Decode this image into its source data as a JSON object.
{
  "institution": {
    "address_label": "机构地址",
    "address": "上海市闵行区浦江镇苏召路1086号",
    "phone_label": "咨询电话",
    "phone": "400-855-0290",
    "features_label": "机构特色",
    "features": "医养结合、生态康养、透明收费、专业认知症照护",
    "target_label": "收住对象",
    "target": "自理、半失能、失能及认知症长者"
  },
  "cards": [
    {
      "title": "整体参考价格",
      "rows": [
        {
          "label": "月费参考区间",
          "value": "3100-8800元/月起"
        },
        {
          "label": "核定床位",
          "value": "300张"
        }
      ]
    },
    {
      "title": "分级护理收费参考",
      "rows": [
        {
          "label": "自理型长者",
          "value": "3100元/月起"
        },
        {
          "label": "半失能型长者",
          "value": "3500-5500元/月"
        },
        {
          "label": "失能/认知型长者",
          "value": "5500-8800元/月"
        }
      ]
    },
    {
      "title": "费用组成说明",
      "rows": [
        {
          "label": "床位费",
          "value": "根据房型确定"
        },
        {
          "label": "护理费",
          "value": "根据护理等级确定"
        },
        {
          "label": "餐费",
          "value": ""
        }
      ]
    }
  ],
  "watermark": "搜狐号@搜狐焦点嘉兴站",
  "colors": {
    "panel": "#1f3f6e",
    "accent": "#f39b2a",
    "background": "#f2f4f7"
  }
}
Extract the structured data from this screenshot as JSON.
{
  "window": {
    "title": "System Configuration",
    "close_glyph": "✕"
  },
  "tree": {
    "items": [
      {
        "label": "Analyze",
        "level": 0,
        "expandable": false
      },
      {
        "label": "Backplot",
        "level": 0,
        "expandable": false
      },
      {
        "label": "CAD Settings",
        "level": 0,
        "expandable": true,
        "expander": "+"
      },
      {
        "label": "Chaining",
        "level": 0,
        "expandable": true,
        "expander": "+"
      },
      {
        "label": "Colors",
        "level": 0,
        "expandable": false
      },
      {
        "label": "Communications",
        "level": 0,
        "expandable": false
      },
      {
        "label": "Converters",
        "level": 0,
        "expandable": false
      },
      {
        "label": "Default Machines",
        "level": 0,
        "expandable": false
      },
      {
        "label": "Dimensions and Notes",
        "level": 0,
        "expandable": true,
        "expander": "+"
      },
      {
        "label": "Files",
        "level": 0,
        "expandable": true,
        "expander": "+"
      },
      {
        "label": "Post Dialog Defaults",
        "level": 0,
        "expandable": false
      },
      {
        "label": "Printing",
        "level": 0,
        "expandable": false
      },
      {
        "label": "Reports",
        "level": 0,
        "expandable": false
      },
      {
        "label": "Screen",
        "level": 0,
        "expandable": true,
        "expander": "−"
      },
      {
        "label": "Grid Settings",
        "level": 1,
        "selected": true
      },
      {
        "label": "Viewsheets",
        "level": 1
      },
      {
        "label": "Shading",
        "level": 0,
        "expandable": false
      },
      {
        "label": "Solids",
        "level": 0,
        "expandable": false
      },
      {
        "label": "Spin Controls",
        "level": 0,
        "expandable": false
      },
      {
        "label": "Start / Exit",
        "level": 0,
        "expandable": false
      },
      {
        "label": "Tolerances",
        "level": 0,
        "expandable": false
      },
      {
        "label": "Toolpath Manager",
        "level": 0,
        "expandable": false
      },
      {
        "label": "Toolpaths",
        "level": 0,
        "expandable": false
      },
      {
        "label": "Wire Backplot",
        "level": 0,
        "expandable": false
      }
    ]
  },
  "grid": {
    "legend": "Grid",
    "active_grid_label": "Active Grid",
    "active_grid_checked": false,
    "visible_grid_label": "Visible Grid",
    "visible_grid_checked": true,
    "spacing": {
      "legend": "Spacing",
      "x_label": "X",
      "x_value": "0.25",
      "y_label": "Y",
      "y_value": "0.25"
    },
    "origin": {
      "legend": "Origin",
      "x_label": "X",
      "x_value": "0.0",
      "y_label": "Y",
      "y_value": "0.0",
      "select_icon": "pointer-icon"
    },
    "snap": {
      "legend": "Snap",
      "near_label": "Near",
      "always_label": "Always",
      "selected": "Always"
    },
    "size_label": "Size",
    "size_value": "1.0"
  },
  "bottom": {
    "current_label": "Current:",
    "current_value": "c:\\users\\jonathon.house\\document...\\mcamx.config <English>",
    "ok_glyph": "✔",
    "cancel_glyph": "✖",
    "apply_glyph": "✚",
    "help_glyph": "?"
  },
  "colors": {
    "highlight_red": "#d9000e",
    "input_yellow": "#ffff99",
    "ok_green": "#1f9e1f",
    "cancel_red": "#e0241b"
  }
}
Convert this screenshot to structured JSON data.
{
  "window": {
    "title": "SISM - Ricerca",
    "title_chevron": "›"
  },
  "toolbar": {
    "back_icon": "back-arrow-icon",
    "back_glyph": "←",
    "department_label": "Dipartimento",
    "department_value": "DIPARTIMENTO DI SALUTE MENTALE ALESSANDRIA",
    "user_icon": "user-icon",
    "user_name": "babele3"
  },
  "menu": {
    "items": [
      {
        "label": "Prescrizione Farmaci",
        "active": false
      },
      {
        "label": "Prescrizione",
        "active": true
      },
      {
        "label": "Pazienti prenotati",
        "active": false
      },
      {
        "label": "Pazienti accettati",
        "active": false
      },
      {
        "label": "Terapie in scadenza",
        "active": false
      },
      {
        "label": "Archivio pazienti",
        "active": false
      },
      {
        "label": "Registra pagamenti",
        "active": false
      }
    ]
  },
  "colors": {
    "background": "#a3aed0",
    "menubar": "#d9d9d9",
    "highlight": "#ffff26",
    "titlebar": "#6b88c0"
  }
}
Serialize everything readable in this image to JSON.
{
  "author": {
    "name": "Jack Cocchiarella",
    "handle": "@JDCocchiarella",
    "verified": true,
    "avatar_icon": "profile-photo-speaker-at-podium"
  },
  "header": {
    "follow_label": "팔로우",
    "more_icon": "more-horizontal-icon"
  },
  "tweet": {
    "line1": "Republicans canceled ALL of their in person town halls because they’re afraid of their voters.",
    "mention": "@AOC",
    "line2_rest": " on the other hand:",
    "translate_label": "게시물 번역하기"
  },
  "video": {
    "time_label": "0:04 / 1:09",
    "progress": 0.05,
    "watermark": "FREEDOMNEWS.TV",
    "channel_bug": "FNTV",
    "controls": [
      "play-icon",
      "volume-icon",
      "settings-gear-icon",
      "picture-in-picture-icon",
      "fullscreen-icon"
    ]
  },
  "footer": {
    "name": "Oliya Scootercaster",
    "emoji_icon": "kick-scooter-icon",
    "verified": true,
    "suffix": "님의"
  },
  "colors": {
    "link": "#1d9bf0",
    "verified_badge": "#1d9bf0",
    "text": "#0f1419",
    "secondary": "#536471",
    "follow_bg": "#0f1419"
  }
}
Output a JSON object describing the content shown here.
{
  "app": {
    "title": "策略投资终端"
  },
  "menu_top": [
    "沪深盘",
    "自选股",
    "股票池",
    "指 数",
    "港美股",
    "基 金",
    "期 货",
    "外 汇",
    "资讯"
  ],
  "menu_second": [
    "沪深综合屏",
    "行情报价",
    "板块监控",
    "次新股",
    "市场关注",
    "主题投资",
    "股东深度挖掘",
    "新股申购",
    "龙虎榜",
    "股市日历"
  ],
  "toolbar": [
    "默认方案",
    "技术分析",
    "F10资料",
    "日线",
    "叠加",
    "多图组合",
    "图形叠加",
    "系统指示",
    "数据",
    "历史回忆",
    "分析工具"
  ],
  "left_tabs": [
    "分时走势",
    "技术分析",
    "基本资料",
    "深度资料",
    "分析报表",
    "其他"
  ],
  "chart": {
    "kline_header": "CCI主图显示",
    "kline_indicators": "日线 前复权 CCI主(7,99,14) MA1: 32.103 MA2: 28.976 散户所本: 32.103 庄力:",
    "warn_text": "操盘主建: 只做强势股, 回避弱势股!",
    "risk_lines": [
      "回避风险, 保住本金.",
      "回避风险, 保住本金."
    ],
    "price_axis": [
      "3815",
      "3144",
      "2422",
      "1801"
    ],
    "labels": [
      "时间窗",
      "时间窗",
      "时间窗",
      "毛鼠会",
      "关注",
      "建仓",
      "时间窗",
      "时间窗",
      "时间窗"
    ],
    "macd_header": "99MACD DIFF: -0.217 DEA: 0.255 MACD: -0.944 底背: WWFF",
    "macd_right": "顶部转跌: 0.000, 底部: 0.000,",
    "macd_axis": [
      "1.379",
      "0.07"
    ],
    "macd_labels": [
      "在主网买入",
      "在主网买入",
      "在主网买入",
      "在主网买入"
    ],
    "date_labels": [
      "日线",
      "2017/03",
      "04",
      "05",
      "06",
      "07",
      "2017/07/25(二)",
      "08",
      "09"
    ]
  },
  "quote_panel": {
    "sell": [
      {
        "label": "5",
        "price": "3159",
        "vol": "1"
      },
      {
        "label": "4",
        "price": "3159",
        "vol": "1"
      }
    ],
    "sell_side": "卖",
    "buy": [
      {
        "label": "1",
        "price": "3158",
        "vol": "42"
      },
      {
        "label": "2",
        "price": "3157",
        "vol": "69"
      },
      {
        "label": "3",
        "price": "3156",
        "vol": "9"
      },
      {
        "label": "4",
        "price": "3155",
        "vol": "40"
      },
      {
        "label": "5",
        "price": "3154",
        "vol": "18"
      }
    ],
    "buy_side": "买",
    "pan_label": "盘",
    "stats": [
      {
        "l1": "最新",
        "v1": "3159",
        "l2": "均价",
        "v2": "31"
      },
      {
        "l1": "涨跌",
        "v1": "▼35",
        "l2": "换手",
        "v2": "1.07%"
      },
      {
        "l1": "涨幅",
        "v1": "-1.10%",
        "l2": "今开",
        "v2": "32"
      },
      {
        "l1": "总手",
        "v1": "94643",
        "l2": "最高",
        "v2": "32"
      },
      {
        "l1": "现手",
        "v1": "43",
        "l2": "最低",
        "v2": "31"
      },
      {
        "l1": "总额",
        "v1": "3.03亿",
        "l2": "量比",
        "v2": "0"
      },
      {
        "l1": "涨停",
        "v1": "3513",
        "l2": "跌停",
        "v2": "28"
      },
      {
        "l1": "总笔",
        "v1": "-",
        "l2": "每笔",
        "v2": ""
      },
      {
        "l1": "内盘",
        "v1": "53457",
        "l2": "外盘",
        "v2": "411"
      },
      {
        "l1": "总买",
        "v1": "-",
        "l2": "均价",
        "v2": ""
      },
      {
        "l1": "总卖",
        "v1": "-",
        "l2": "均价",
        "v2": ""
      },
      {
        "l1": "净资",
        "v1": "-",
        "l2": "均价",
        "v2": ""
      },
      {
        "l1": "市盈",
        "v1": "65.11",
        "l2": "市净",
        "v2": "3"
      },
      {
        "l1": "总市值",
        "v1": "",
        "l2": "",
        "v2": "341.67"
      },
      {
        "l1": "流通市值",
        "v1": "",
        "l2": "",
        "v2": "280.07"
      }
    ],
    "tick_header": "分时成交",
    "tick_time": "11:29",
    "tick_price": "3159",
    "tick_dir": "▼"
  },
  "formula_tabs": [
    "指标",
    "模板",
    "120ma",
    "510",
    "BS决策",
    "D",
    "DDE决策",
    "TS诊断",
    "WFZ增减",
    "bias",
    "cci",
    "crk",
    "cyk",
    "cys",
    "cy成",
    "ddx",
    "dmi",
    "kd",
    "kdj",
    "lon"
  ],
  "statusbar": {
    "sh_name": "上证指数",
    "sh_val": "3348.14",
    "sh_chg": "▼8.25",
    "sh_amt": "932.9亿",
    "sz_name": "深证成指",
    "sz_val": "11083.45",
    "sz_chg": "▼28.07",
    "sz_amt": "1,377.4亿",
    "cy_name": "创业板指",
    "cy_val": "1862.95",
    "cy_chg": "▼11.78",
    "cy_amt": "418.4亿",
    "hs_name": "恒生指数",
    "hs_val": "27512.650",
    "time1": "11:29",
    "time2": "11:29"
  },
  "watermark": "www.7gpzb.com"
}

#### What is expected
Reply with nothing except the number of lines in the listing above that include "watermark".

#### Solved exercise
3